##### Input data #####

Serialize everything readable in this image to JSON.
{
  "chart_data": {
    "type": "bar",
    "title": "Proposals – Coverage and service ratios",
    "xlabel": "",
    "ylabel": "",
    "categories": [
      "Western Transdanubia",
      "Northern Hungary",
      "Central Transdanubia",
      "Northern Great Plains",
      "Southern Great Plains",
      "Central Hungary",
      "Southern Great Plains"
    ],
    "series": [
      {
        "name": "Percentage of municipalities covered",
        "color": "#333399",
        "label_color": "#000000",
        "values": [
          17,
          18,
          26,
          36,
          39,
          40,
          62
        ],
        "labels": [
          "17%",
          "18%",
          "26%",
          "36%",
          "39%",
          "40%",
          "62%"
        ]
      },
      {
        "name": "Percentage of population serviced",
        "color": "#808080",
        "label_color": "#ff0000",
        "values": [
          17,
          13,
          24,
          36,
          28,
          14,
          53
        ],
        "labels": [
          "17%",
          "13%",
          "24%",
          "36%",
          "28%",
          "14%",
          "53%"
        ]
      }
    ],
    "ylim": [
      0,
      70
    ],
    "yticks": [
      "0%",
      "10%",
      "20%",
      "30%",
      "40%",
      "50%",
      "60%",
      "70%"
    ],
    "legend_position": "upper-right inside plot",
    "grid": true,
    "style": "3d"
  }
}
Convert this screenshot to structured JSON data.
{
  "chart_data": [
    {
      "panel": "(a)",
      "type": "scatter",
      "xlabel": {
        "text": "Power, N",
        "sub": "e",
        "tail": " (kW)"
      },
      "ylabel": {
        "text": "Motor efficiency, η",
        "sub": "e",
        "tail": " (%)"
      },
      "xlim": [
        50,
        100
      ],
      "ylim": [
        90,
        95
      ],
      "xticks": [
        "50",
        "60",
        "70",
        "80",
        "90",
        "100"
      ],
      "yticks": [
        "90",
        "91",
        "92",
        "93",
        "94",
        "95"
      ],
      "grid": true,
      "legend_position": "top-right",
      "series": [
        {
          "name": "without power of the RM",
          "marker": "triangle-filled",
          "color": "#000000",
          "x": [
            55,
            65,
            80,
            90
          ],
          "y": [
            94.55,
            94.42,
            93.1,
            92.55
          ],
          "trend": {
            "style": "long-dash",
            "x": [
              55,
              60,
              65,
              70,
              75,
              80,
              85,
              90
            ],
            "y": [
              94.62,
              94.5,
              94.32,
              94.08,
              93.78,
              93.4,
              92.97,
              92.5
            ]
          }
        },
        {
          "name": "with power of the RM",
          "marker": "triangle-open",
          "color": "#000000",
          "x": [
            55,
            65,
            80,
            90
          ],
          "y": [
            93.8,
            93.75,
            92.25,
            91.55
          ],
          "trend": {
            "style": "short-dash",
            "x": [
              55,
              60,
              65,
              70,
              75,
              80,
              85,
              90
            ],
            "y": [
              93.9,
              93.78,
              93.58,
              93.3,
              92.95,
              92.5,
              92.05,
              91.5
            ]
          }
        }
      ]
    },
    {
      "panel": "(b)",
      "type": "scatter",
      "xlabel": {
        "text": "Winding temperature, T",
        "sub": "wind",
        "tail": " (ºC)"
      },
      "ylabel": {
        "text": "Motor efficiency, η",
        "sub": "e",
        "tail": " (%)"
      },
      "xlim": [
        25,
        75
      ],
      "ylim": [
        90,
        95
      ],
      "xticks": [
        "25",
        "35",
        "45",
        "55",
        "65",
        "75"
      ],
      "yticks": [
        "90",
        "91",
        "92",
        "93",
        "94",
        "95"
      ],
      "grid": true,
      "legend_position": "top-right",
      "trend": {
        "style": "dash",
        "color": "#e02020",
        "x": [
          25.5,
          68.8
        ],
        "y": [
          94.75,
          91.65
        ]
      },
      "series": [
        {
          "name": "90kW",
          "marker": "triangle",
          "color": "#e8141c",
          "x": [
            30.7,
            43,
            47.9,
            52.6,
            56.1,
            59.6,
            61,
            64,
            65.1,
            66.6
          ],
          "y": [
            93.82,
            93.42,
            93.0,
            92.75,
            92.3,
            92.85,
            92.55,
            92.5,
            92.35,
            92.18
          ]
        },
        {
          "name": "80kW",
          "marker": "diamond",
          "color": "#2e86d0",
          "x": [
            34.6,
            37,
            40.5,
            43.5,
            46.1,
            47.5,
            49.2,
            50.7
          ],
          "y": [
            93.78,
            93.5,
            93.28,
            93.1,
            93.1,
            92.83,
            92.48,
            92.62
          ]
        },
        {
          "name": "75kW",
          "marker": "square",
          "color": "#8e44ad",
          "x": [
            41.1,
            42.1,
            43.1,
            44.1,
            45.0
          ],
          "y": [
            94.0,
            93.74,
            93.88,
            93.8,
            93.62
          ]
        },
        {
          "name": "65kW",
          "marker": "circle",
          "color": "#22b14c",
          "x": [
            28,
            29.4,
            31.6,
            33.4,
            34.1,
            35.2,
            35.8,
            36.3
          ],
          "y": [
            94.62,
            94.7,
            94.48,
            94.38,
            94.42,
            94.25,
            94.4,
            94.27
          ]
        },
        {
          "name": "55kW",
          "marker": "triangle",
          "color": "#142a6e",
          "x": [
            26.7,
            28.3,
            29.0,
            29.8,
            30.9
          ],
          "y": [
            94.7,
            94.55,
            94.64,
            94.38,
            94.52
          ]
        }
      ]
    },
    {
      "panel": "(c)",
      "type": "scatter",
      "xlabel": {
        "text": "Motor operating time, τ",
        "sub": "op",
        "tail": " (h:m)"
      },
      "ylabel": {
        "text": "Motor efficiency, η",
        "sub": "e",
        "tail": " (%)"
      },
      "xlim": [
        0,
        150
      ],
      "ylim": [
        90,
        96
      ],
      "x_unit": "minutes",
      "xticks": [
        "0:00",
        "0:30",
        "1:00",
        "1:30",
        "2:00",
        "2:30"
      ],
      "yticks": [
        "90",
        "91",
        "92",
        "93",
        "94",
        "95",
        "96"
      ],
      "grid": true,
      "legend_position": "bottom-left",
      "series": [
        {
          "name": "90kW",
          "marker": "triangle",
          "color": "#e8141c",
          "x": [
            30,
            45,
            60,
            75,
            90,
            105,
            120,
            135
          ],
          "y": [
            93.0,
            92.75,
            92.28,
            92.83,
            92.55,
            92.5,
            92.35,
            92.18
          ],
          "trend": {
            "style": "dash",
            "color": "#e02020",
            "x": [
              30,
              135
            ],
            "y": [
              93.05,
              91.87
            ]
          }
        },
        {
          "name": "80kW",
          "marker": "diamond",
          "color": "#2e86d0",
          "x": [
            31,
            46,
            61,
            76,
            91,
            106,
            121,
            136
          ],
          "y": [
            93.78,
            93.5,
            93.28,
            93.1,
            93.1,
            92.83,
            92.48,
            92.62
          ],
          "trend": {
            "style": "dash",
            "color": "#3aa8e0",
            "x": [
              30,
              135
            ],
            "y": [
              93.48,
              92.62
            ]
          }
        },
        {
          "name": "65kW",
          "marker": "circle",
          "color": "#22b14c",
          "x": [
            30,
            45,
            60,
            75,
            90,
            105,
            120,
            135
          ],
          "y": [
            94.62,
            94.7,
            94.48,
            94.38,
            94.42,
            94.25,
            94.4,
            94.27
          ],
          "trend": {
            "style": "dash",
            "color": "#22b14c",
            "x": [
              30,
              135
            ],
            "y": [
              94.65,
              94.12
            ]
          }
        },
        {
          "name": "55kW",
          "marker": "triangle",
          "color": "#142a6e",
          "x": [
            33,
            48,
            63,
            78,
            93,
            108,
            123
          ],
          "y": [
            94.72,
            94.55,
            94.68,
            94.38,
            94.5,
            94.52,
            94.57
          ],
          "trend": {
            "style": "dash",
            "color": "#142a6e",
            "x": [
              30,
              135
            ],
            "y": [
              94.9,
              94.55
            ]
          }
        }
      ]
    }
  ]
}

#####

*Work instructions*.
Print every record above exactly as written.

*Problem solution*.
Serialize everything readable in this image to JSON.
{
  "chart_data": {
    "type": "bar",
    "title": "Proposals – Coverage and service ratios",
    "xlabel": "",
    "ylabel": "",
    "categories": [
      "Western Transdanubia",
      "Northern Hungary",
      "Central Transdanubia",
      "Northern Great Plains",
      "Southern Great Plains",
      "Central Hungary",
      "Southern Great Plains"
    ],
    "series": [
      {
        "name": "Percentage of municipalities covered",
        "color": "#333399",
        "label_color": "#000000",
        "values": [
          17,
          18,
          26,
          36,
          39,
          40,
          62
        ],
        "labels": [
          "17%",
          "18%",
          "26%",
          "36%",
          "39%",
          "40%",
          "62%"
        ]
      },
      {
        "name": "Percentage of population serviced",
        "color": "#808080",
        "label_color": "#ff0000",
        "values": [
          17,
          13,
          24,
          36,
          28,
          14,
          53
        ],
        "labels": [
          "17%",
          "13%",
          "24%",
          "36%",
          "28%",
          "14%",
          "53%"
        ]
      }
    ],
    "ylim": [
      0,
      70
    ],
    "yticks": [
      "0%",
      "10%",
      "20%",
      "30%",
      "40%",
      "50%",
      "60%",
      "70%"
    ],
    "legend_position": "upper-right inside plot",
    "grid": true,
    "style": "3d"
  }
}
Convert this screenshot to structured JSON data.
{
  "chart_data": [
    {
      "panel": "(a)",
      "type": "scatter",
      "xlabel": {
        "text": "Power, N",
        "sub": "e",
        "tail": " (kW)"
      },
      "ylabel": {
        "text": "Motor efficiency, η",
        "sub": "e",
        "tail": " (%)"
      },
      "xlim": [
        50,
        100
      ],
      "ylim": [
        90,
        95
      ],
      "xticks": [
        "50",
        "60",
        "70",
        "80",
        "90",
        "100"
      ],
      "yticks": [
        "90",
        "91",
        "92",
        "93",
        "94",
        "95"
      ],
      "grid": true,
      "legend_position": "top-right",
      "series": [
        {
          "name": "without power of the RM",
          "marker": "triangle-filled",
          "color": "#000000",
          "x": [
            55,
            65,
            80,
            90
          ],
          "y": [
            94.55,
            94.42,
            93.1,
            92.55
          ],
          "trend": {
            "style": "long-dash",
            "x": [
              55,
              60,
              65,
              70,
              75,
              80,
              85,
              90
            ],
            "y": [
              94.62,
              94.5,
              94.32,
              94.08,
              93.78,
              93.4,
              92.97,
              92.5
            ]
          }
        },
        {
          "name": "with power of the RM",
          "marker": "triangle-open",
          "color": "#000000",
          "x": [
            55,
            65,
            80,
            90
          ],
          "y": [
            93.8,
            93.75,
            92.25,
            91.55
          ],
          "trend": {
            "style": "short-dash",
            "x": [
              55,
              60,
              65,
              70,
              75,
              80,
              85,
              90
            ],
            "y": [
              93.9,
              93.78,
              93.58,
              93.3,
              92.95,
              92.5,
              92.05,
              91.5
            ]
          }
        }
      ]
    },
    {
      "panel": "(b)",
      "type": "scatter",
      "xlabel": {
        "text": "Winding temperature, T",
        "sub": "wind",
        "tail": " (ºC)"
      },
      "ylabel": {
        "text": "Motor efficiency, η",
        "sub": "e",
        "tail": " (%)"
      },
      "xlim": [
        25,
        75
      ],
      "ylim": [
        90,
        95
      ],
      "xticks": [
        "25",
        "35",
        "45",
        "55",
        "65",
        "75"
      ],
      "yticks": [
        "90",
        "91",
        "92",
        "93",
        "94",
        "95"
      ],
      "grid": true,
      "legend_position": "top-right",
      "trend": {
        "style": "dash",
        "color": "#e02020",
        "x": [
          25.5,
          68.8
        ],
        "y": [
          94.75,
          91.65
        ]
      },
      "series": [
        {
          "name": "90kW",
          "marker": "triangle",
          "color": "#e8141c",
          "x": [
            30.7,
            43,
            47.9,
            52.6,
            56.1,
            59.6,
            61,
            64,
            65.1,
            66.6
          ],
          "y": [
            93.82,
            93.42,
            93.0,
            92.75,
            92.3,
            92.85,
            92.55,
            92.5,
            92.35,
            92.18
          ]
        },
        {
          "name": "80kW",
          "marker": "diamond",
          "color": "#2e86d0",
          "x": [
            34.6,
            37,
            40.5,
            43.5,
            46.1,
            47.5,
            49.2,
            50.7
          ],
          "y": [
            93.78,
            93.5,
            93.28,
            93.1,
            93.1,
            92.83,
            92.48,
            92.62
          ]
        },
        {
          "name": "75kW",
          "marker": "square",
          "color": "#8e44ad",
          "x": [
            41.1,
            42.1,
            43.1,
            44.1,
            45.0
          ],
          "y": [
            94.0,
            93.74,
            93.88,
            93.8,
            93.62
          ]
        },
        {
          "name": "65kW",
          "marker": "circle",
          "color": "#22b14c",
          "x": [
            28,
            29.4,
            31.6,
            33.4,
            34.1,
            35.2,
            35.8,
            36.3
          ],
          "y": [
            94.62,
            94.7,
            94.48,
            94.38,
            94.42,
            94.25,
            94.4,
            94.27
          ]
        },
        {
          "name": "55kW",
          "marker": "triangle",
          "color": "#142a6e",
          "x": [
            26.7,
            28.3,
            29.0,
            29.8,
            30.9
          ],
          "y": [
            94.7,
            94.55,
            94.64,
            94.38,
            94.52
          ]
        }
      ]
    },
    {
      "panel": "(c)",
      "type": "scatter",
      "xlabel": {
        "text": "Motor operating time, τ",
        "sub": "op",
        "tail": " (h:m)"
      },
      "ylabel": {
        "text": "Motor efficiency, η",
        "sub": "e",
        "tail": " (%)"
      },
      "xlim": [
        0,
        150
      ],
      "ylim": [
        90,
        96
      ],
      "x_unit": "minutes",
      "xticks": [
        "0:00",
        "0:30",
        "1:00",
        "1:30",
        "2:00",
        "2:30"
      ],
      "yticks": [
        "90",
        "91",
        "92",
        "93",
        "94",
        "95",
        "96"
      ],
      "grid": true,
      "legend_position": "bottom-left",
      "series": [
        {
          "name": "90kW",
          "marker": "triangle",
          "color": "#e8141c",
          "x": [
            30,
            45,
            60,
            75,
            90,
            105,
            120,
            135
          ],
          "y": [
            93.0,
            92.75,
            92.28,
            92.83,
            92.55,
            92.5,
            92.35,
            92.18
          ],
          "trend": {
            "style": "dash",
            "color": "#e02020",
            "x": [
              30,
              135
            ],
            "y": [
              93.05,
              91.87
            ]
          }
        },
        {
          "name": "80kW",
          "marker": "diamond",
          "color": "#2e86d0",
          "x": [
            31,
            46,
            61,
            76,
            91,
            106,
            121,
            136
          ],
          "y": [
            93.78,
            93.5,
            93.28,
            93.1,
            93.1,
            92.83,
            92.48,
            92.62
          ],
          "trend": {
            "style": "dash",
            "color": "#3aa8e0",
            "x": [
              30,
              135
            ],
            "y": [
              93.48,
              92.62
            ]
          }
        },
        {
          "name": "65kW",
          "marker": "circle",
          "color": "#22b14c",
          "x": [
            30,
            45,
            60,
            75,
            90,
            105,
            120,
            135
          ],
          "y": [
            94.62,
            94.7,
            94.48,
            94.38,
            94.42,
            94.25,
            94.4,
            94.27
          ],
          "trend": {
            "style": "dash",
            "color": "#22b14c",
            "x": [
              30,
              135
            ],
            "y": [
              94.65,
              94.12
            ]
          }
        },
        {
          "name": "55kW",
          "marker": "triangle",
          "color": "#142a6e",
          "x": [
            33,
            48,
            63,
            78,
            93,
            108,
            123
          ],
          "y": [
            94.72,
            94.55,
            94.68,
            94.38,
            94.5,
            94.52,
            94.57
          ],
          "trend": {
            "style": "dash",
            "color": "#142a6e",
            "x": [
              30,
              135
            ],
            "y": [
              94.9,
              94.55
            ]
          }
        }
      ]
    }
  ]
}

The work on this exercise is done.